- _DATASET RECORDS_:
● ● ●

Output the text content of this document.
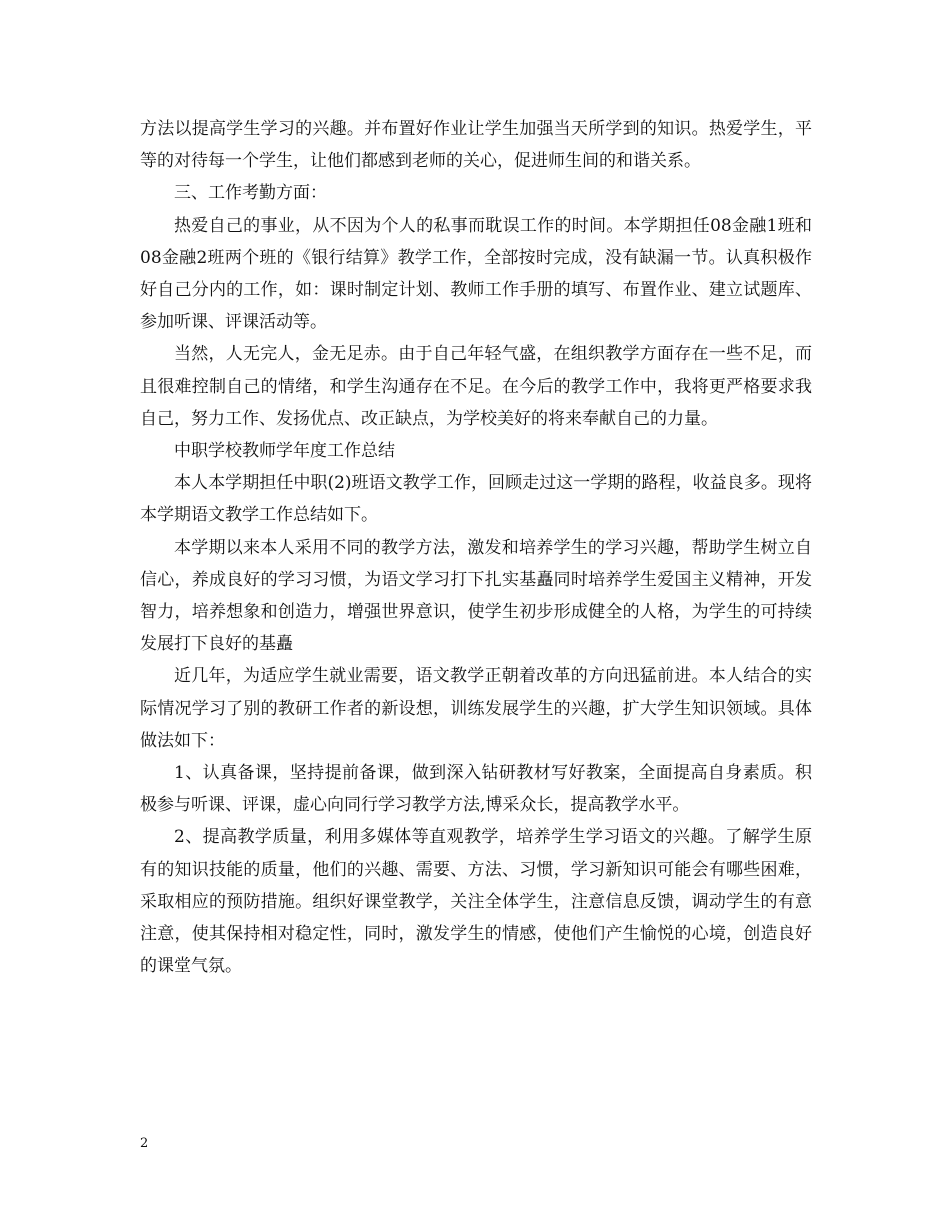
方法以提高学生学习的兴趣。并布置好作业让学生加强当天所学到的知识。热爱学生，平等的对待每一个学生，让他们都感到老师的关心，促进师生间的和谐关系。

三、工作考勤方面：

热爱自己的事业，从不因为个人的私事而耽误工作的时间。本学期担任08金融1班和08金融2班两个班的《银行结算》教学工作，全部按时完成，没有缺漏一节。认真积极作好自己分内的工作，如：课时制定计划、教师工作手册的填写、布置作业、建立试题库、参加听课、评课活动等。

当然，人无完人，金无足赤。由于自己年轻气盛，在组织教学方面存在一些不足，而且很难控制自己的情绪，和学生沟通存在不足。在今后的教学工作中，我将更严格要求我自己，努力工作、发扬优点、改正缺点，为学校美好的将来奉献自己的力量。

中职学校教师学年度工作总结

本人本学期担任中职(2)班语文教学工作，回顾走过这一学期的路程，收益良多。现将本学期语文教学工作总结如下。

本学期以来本人采用不同的教学方法，激发和培养学生的学习兴趣，帮助学生树立自信心，养成良好的学习习惯，为语文学习打下扎实基矗同时培养学生爱国主义精神，开发智力，培养想象和创造力，增强世界意识，使学生初步形成健全的人格，为学生的可持续发展打下良好的基矗

近几年，为适应学生就业需要，语文教学正朝着改革的方向迅猛前进。本人结合的实际情况学习了别的教研工作者的新设想，训练发展学生的兴趣，扩大学生知识领域。具体做法如下：

1、认真备课，坚持提前备课，做到深入钻研教材写好教案，全面提高自身素质。积极参与听课、评课，虚心向同行学习教学方法,博采众长，提高教学水平。

2、提高教学质量，利用多媒体等直观教学，培养学生学习语文的兴趣。了解学生原有的知识技能的质量，他们的兴趣、需要、方法、习惯，学习新知识可能会有哪些困难，采取相应的预防措施。组织好课堂教学，关注全体学生，注意信息反馈，调动学生的有意注意，使其保持相对稳定性，同时，激发学生的情感，使他们产生愉悦的心境，创造良好的课堂气氛。

2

● ● ●

- _WHAT NEEDS TO BE DONE_: Are you able to set down all the lines above exactly, without any pictures?

- _ANSWER TO THIS EXERCISE_:
Output the text content of this document.
方法以提高学生学习的兴趣。并布置好作业让学生加强当天所学到的知识。热爱学生，平等的对待每一个学生，让他们都感到老师的关心，促进师生间的和谐关系。

三、工作考勤方面：

热爱自己的事业，从不因为个人的私事而耽误工作的时间。本学期担任08金融1班和08金融2班两个班的《银行结算》教学工作，全部按时完成，没有缺漏一节。认真积极作好自己分内的工作，如：课时制定计划、教师工作手册的填写、布置作业、建立试题库、参加听课、评课活动等。

当然，人无完人，金无足赤。由于自己年轻气盛，在组织教学方面存在一些不足，而且很难控制自己的情绪，和学生沟通存在不足。在今后的教学工作中，我将更严格要求我自己，努力工作、发扬优点、改正缺点，为学校美好的将来奉献自己的力量。

中职学校教师学年度工作总结

本人本学期担任中职(2)班语文教学工作，回顾走过这一学期的路程，收益良多。现将本学期语文教学工作总结如下。

本学期以来本人采用不同的教学方法，激发和培养学生的学习兴趣，帮助学生树立自信心，养成良好的学习习惯，为语文学习打下扎实基矗同时培养学生爱国主义精神，开发智力，培养想象和创造力，增强世界意识，使学生初步形成健全的人格，为学生的可持续发展打下良好的基矗

近几年，为适应学生就业需要，语文教学正朝着改革的方向迅猛前进。本人结合的实际情况学习了别的教研工作者的新设想，训练发展学生的兴趣，扩大学生知识领域。具体做法如下：

1、认真备课，坚持提前备课，做到深入钻研教材写好教案，全面提高自身素质。积极参与听课、评课，虚心向同行学习教学方法,博采众长，提高教学水平。

2、提高教学质量，利用多媒体等直观教学，培养学生学习语文的兴趣。了解学生原有的知识技能的质量，他们的兴趣、需要、方法、习惯，学习新知识可能会有哪些困难，采取相应的预防措施。组织好课堂教学，关注全体学生，注意信息反馈，调动学生的有意注意，使其保持相对稳定性，同时，激发学生的情感，使他们产生愉悦的心境，创造良好的课堂气氛。

2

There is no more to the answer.